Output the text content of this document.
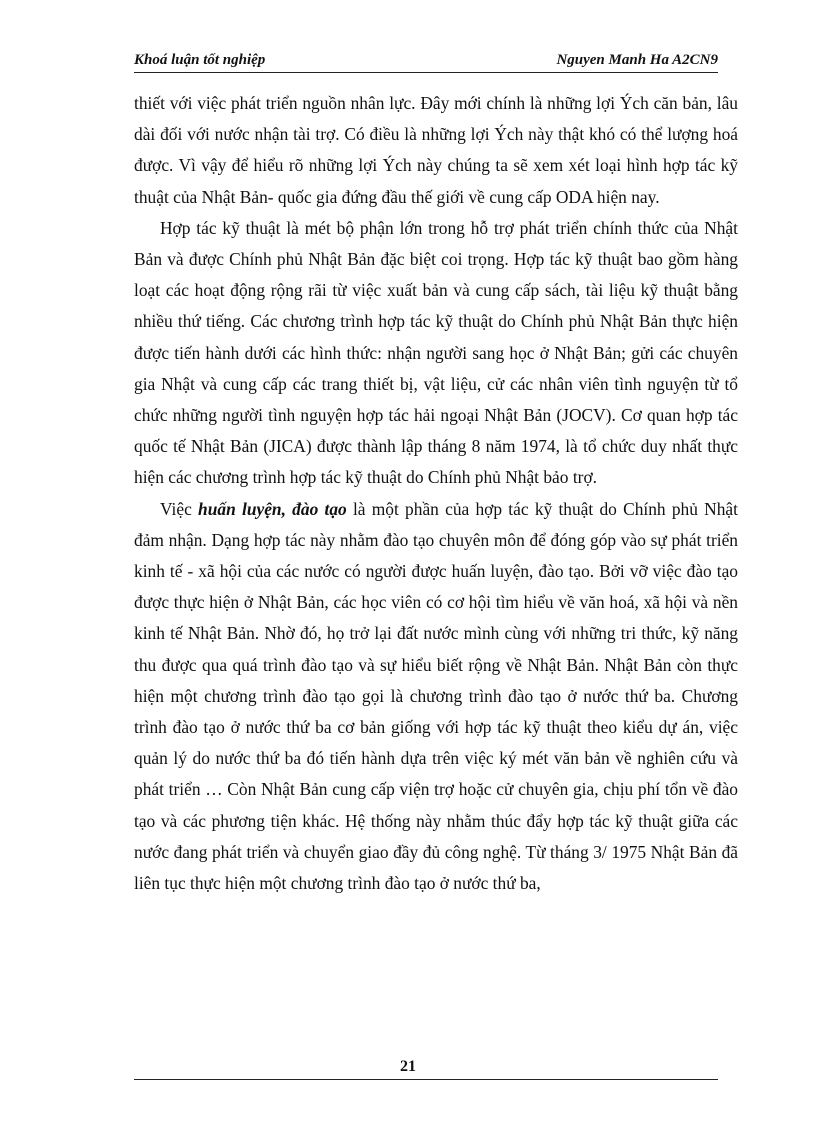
Khoá luận tốt nghiệp	Nguyen Manh Ha A2CN9

thiết với việc phát triển nguồn nhân lực. Đây mới chính là những lợi Ých căn bản, lâu dài đối với nước nhận tài trợ. Có điều là những lợi Ých này thật khó có thể lượng hoá được. Vì vậy để hiểu rõ những lợi Ých này chúng ta sẽ xem xét loại hình hợp tác kỹ thuật của Nhật Bản- quốc gia đứng đầu thế giới về cung cấp ODA hiện nay.

Hợp tác kỹ thuật là mét bộ phận lớn trong hỗ trợ phát triển chính thức của Nhật Bản và được Chính phủ Nhật Bản đặc biệt coi trọng. Hợp tác kỹ thuật bao gồm hàng loạt các hoạt động rộng rãi từ việc xuất bản và cung cấp sách, tài liệu kỹ thuật bằng nhiều thứ tiếng. Các chương trình hợp tác kỹ thuật do Chính phủ Nhật Bản thực hiện được tiến hành dưới các hình thức: nhận người sang học ở Nhật Bản; gửi các chuyên gia Nhật và cung cấp các trang thiết bị, vật liệu, cử các nhân viên tình nguyện từ tổ chức những người tình nguyện hợp tác hải ngoại Nhật Bản (JOCV). Cơ quan hợp tác quốc tế Nhật Bản (JICA) được thành lập tháng 8 năm 1974, là tổ chức duy nhất thực hiện các chương trình hợp tác kỹ thuật do Chính phủ Nhật bảo trợ.

Việc huấn luyện, đào tạo là một phần của hợp tác kỹ thuật do Chính phủ Nhật đảm nhận. Dạng hợp tác này nhằm đào tạo chuyên môn để đóng góp vào sự phát triển kinh tế - xã hội của các nước có người được huấn luyện, đào tạo. Bởi vỡ việc đào tạo được thực hiện ở Nhật Bản, các học viên có cơ hội tìm hiểu về văn hoá, xã hội và nền kinh tế Nhật Bản. Nhờ đó, họ trở lại đất nước mình cùng với những tri thức, kỹ năng thu được qua quá trình đào tạo và sự hiểu biết rộng về Nhật Bản. Nhật Bản còn thực hiện một chương trình đào tạo gọi là chương trình đào tạo ở nước thứ ba. Chương trình đào tạo ở nước thứ ba cơ bản giống với hợp tác kỹ thuật theo kiểu dự án, việc quản lý do nước thứ ba đó tiến hành dựa trên việc ký mét văn bản về nghiên cứu và phát triển … Còn Nhật Bản cung cấp viện trợ hoặc cử chuyên gia, chịu phí tổn về đào tạo và các phương tiện khác. Hệ thống này nhằm thúc đẩy hợp tác kỹ thuật giữa các nước đang phát triển và chuyển giao đầy đủ công nghệ. Từ tháng 3/ 1975 Nhật Bản đã liên tục thực hiện một chương trình đào tạo ở nước thứ ba,

21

+++

WRITTEN REQUEST
Write out all the records again, exactly, minus any pictures.

RESULT OF THE TASK
Output the text content of this document.
Khoá luận tốt nghiệp	Nguyen Manh Ha A2CN9

thiết với việc phát triển nguồn nhân lực. Đây mới chính là những lợi Ých căn bản, lâu dài đối với nước nhận tài trợ. Có điều là những lợi Ých này thật khó có thể lượng hoá được. Vì vậy để hiểu rõ những lợi Ých này chúng ta sẽ xem xét loại hình hợp tác kỹ thuật của Nhật Bản- quốc gia đứng đầu thế giới về cung cấp ODA hiện nay.

Hợp tác kỹ thuật là mét bộ phận lớn trong hỗ trợ phát triển chính thức của Nhật Bản và được Chính phủ Nhật Bản đặc biệt coi trọng. Hợp tác kỹ thuật bao gồm hàng loạt các hoạt động rộng rãi từ việc xuất bản và cung cấp sách, tài liệu kỹ thuật bằng nhiều thứ tiếng. Các chương trình hợp tác kỹ thuật do Chính phủ Nhật Bản thực hiện được tiến hành dưới các hình thức: nhận người sang học ở Nhật Bản; gửi các chuyên gia Nhật và cung cấp các trang thiết bị, vật liệu, cử các nhân viên tình nguyện từ tổ chức những người tình nguyện hợp tác hải ngoại Nhật Bản (JOCV). Cơ quan hợp tác quốc tế Nhật Bản (JICA) được thành lập tháng 8 năm 1974, là tổ chức duy nhất thực hiện các chương trình hợp tác kỹ thuật do Chính phủ Nhật bảo trợ.

Việc huấn luyện, đào tạo là một phần của hợp tác kỹ thuật do Chính phủ Nhật đảm nhận. Dạng hợp tác này nhằm đào tạo chuyên môn để đóng góp vào sự phát triển kinh tế - xã hội của các nước có người được huấn luyện, đào tạo. Bởi vỡ việc đào tạo được thực hiện ở Nhật Bản, các học viên có cơ hội tìm hiểu về văn hoá, xã hội và nền kinh tế Nhật Bản. Nhờ đó, họ trở lại đất nước mình cùng với những tri thức, kỹ năng thu được qua quá trình đào tạo và sự hiểu biết rộng về Nhật Bản. Nhật Bản còn thực hiện một chương trình đào tạo gọi là chương trình đào tạo ở nước thứ ba. Chương trình đào tạo ở nước thứ ba cơ bản giống với hợp tác kỹ thuật theo kiểu dự án, việc quản lý do nước thứ ba đó tiến hành dựa trên việc ký mét văn bản về nghiên cứu và phát triển … Còn Nhật Bản cung cấp viện trợ hoặc cử chuyên gia, chịu phí tổn về đào tạo và các phương tiện khác. Hệ thống này nhằm thúc đẩy hợp tác kỹ thuật giữa các nước đang phát triển và chuyển giao đầy đủ công nghệ. Từ tháng 3/ 1975 Nhật Bản đã liên tục thực hiện một chương trình đào tạo ở nước thứ ba,

21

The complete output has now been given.